_Requirement_
Scan the material that follows. Copy every line containing the word "Consente".

--------------------

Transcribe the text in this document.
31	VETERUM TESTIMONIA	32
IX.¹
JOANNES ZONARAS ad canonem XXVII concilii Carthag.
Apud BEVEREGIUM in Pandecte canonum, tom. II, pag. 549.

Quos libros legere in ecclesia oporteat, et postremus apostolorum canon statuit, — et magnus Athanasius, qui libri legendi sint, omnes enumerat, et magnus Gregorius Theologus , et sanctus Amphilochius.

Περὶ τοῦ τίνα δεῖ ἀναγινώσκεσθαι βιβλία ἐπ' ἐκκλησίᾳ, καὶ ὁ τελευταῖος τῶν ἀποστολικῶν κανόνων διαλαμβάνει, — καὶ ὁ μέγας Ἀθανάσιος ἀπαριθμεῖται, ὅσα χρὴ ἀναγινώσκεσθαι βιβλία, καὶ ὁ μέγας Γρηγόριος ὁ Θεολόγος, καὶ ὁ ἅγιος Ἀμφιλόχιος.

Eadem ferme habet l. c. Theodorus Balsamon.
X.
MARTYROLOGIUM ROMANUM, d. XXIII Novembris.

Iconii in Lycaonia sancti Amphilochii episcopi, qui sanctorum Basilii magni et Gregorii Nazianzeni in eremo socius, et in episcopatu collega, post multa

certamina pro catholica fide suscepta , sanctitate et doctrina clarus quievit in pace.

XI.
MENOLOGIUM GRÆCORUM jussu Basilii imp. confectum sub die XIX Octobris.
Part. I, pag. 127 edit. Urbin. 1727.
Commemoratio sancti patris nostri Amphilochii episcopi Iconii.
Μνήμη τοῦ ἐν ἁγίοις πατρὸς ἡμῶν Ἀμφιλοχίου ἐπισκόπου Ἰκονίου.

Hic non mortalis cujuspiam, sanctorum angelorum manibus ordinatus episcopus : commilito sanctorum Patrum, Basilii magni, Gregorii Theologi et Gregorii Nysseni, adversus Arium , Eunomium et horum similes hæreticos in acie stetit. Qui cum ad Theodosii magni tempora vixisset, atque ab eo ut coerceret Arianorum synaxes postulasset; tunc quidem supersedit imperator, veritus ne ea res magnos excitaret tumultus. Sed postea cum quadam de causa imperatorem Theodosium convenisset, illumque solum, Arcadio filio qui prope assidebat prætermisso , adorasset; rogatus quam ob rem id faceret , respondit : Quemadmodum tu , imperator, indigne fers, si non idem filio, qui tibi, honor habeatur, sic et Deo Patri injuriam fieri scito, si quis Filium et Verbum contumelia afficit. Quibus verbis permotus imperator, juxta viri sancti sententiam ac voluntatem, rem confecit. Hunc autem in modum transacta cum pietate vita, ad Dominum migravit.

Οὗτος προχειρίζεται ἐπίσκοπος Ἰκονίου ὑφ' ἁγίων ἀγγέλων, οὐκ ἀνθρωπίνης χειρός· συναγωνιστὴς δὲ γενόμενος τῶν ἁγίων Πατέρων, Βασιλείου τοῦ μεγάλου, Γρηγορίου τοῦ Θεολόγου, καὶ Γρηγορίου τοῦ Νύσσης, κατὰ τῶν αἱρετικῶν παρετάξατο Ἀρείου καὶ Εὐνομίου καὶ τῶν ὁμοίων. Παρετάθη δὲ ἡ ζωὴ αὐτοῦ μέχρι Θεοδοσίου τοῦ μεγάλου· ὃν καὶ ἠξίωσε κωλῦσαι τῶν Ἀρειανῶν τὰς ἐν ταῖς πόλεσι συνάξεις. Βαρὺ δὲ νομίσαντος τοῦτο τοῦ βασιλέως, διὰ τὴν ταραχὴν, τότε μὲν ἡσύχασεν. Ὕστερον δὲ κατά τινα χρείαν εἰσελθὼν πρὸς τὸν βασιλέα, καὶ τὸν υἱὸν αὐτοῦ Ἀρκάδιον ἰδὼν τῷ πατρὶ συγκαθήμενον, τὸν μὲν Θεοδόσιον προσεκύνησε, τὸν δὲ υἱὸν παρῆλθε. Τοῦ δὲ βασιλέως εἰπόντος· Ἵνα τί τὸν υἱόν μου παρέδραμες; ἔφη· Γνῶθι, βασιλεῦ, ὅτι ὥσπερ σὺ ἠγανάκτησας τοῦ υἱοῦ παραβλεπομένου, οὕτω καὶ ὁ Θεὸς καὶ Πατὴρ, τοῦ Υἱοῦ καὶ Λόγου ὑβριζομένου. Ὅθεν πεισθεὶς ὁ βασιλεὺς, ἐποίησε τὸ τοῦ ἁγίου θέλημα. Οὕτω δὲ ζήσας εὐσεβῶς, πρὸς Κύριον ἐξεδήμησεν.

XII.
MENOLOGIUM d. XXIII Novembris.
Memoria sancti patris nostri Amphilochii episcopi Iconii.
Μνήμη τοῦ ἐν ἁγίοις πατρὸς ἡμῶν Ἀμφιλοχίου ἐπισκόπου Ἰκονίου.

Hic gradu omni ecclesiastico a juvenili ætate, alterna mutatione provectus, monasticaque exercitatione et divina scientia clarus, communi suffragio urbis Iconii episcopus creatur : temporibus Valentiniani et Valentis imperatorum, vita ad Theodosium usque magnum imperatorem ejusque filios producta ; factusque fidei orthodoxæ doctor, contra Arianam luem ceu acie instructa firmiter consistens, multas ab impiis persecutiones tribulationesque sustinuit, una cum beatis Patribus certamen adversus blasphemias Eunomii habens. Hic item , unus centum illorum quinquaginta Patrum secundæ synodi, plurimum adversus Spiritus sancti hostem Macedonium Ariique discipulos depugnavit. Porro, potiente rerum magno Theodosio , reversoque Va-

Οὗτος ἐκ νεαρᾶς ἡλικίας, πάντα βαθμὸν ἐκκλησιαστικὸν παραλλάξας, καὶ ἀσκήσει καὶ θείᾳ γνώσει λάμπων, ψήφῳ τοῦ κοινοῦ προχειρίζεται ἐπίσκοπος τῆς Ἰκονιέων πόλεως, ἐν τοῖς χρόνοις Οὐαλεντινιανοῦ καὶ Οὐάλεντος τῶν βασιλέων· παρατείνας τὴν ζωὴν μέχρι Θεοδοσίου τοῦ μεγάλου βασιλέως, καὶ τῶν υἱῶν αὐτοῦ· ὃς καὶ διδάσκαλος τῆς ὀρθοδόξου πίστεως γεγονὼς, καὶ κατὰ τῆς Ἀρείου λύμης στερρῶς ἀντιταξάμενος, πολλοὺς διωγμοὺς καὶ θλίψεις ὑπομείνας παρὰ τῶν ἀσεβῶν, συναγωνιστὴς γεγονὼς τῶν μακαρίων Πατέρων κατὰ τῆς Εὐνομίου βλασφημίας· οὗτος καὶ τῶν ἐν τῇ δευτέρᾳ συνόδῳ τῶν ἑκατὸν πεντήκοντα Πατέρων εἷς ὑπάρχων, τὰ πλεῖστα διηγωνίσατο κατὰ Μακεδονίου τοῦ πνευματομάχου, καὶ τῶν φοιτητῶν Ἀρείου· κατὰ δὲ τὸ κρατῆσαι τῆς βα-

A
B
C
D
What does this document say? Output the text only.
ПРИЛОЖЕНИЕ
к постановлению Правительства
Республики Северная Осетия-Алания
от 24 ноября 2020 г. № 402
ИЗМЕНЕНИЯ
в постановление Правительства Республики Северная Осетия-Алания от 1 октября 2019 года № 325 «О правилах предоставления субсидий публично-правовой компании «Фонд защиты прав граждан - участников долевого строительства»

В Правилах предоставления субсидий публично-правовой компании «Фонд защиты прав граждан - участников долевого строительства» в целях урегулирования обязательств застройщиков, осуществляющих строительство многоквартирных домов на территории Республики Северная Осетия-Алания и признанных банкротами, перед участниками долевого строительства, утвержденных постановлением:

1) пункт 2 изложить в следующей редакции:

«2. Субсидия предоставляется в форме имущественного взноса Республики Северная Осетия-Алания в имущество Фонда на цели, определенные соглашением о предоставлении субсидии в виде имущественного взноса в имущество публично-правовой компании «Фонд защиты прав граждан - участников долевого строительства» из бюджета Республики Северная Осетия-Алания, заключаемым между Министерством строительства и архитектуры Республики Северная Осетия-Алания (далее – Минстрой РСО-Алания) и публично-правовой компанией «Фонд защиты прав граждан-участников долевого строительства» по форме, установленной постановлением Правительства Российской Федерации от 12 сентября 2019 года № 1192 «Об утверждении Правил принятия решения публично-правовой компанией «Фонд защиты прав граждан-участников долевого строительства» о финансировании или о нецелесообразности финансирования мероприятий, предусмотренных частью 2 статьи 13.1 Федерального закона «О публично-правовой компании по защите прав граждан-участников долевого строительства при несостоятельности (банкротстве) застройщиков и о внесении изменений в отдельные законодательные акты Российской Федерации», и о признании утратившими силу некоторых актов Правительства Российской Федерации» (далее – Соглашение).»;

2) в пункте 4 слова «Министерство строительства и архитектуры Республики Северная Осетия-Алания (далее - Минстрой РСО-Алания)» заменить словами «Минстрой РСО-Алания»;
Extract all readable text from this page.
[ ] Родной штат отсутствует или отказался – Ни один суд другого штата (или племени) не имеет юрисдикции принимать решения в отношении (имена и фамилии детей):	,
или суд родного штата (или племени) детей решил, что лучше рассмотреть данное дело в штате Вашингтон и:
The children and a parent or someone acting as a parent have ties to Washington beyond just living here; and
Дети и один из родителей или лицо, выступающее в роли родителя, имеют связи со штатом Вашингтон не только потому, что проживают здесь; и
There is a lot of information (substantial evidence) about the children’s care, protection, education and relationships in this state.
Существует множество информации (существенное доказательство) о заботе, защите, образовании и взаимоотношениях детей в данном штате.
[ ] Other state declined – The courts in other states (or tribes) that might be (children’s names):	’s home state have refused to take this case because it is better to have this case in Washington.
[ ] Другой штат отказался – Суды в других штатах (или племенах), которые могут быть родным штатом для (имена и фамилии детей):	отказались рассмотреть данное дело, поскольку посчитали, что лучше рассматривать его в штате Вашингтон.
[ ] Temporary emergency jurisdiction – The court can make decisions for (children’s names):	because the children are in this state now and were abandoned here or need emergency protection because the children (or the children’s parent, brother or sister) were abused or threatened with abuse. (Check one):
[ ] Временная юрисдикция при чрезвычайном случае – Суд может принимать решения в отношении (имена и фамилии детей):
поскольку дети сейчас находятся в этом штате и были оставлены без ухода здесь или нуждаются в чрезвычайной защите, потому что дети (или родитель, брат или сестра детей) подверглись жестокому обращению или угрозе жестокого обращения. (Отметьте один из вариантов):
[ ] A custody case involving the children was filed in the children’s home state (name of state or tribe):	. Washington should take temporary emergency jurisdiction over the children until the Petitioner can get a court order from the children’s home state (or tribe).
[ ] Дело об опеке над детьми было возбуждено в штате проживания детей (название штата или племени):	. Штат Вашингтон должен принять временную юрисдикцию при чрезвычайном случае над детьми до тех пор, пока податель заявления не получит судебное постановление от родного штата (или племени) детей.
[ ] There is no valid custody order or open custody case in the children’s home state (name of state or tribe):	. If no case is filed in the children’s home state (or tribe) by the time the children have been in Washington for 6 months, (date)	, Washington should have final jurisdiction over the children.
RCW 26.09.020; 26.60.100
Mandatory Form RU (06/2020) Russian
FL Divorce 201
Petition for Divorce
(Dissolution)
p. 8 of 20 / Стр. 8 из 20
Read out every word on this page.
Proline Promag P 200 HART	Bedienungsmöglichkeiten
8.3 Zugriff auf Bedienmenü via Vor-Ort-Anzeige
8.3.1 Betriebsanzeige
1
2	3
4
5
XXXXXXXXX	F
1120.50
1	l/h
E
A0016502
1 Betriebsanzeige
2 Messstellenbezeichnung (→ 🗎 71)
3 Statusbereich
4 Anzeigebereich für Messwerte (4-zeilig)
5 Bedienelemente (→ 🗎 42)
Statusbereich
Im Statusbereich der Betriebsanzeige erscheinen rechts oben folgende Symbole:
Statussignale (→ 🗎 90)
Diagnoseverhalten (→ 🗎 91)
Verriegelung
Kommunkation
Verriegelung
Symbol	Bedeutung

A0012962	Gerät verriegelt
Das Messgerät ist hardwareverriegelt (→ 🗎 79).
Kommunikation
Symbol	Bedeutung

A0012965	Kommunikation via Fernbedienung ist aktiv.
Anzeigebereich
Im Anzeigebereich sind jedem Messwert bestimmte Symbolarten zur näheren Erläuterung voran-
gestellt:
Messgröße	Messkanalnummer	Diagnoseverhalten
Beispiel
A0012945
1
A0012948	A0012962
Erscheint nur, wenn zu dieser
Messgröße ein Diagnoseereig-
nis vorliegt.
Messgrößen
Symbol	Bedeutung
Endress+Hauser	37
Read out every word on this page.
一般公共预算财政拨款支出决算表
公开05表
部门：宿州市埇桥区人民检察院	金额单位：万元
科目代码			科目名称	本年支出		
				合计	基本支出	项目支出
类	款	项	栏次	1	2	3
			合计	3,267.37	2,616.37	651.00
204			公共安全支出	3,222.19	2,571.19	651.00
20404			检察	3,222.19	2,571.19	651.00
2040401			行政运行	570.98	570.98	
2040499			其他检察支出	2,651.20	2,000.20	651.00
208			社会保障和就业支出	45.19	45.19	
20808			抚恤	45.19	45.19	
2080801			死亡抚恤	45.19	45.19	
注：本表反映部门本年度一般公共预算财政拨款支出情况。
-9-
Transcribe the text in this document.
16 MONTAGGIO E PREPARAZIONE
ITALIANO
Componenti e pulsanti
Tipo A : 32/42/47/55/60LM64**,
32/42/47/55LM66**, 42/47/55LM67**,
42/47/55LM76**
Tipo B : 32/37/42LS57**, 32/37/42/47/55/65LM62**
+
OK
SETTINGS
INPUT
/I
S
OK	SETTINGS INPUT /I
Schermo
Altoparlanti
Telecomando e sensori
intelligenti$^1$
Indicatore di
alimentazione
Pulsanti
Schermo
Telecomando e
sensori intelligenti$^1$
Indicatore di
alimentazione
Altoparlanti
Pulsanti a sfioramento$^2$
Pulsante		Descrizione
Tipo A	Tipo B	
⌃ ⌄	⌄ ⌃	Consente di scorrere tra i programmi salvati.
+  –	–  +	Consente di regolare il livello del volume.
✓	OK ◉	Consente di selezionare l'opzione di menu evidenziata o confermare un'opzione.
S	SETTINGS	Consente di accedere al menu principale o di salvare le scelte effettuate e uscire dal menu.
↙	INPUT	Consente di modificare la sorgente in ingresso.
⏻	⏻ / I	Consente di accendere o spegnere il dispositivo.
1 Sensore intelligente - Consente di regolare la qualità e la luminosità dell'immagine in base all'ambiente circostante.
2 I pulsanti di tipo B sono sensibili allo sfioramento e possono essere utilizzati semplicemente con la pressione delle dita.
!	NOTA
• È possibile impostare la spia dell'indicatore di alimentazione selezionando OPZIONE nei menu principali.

--------------------

_Written answer_
⌃ ⌄	⌄ ⌃	Consente di scorrere tra i programmi salvati.
+  –	–  +	Consente di regolare il livello del volume.
✓	OK ◉	Consente di selezionare l'opzione di menu evidenziata o confermare un'opzione.
S	SETTINGS	Consente di accedere al menu principale o di salvare le scelte effettuate e uscire dal menu.
↙	INPUT	Consente di modificare la sorgente in ingresso.
⏻	⏻ / I	Consente di accendere o spegnere il dispositivo.
1 Sensore intelligente - Consente di regolare la qualità e la luminosità dell'immagine in base all'ambiente circostante.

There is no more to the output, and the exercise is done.